▶ **Data items**:
============
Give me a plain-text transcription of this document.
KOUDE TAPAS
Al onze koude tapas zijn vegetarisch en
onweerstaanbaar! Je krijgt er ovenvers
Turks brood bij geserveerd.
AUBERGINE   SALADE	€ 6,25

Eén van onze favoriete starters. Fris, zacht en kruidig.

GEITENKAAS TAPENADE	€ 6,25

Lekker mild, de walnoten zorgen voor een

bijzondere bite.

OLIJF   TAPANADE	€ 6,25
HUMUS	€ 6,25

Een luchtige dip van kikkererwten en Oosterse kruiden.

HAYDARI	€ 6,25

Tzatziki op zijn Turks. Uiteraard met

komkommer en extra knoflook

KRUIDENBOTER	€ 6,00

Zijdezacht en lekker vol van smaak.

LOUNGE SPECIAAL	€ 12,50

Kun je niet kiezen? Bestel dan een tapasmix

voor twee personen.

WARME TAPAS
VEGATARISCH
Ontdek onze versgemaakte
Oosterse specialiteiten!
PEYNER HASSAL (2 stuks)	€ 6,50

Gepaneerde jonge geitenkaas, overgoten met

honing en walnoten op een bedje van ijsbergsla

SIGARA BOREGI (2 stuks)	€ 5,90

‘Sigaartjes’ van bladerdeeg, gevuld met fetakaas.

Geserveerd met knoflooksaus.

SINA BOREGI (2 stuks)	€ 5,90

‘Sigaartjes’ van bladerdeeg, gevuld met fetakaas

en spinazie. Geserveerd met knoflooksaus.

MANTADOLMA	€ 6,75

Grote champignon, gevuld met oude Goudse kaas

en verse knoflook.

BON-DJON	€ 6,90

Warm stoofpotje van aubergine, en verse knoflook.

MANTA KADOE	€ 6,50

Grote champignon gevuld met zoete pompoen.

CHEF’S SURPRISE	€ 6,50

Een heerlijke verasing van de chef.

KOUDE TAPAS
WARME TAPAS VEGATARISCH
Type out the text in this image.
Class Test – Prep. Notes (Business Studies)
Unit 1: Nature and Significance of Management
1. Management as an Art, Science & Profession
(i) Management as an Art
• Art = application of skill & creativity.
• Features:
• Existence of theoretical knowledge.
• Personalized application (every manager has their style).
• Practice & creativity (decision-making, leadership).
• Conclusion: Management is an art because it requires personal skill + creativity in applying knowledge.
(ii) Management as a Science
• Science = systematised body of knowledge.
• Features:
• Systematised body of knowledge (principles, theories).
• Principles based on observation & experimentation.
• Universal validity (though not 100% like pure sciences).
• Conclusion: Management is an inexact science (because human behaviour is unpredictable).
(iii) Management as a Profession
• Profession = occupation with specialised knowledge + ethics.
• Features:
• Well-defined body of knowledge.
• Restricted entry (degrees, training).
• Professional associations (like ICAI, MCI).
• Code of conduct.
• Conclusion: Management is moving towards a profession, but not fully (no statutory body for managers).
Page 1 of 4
============
▶ **Do this**:
Above are the records. Copy every line in them holding "Oosterse".

▶ **Worked solution**:
Een luchtige dip van kikkererwten en Oosterse kruiden.
Oosterse specialiteiten!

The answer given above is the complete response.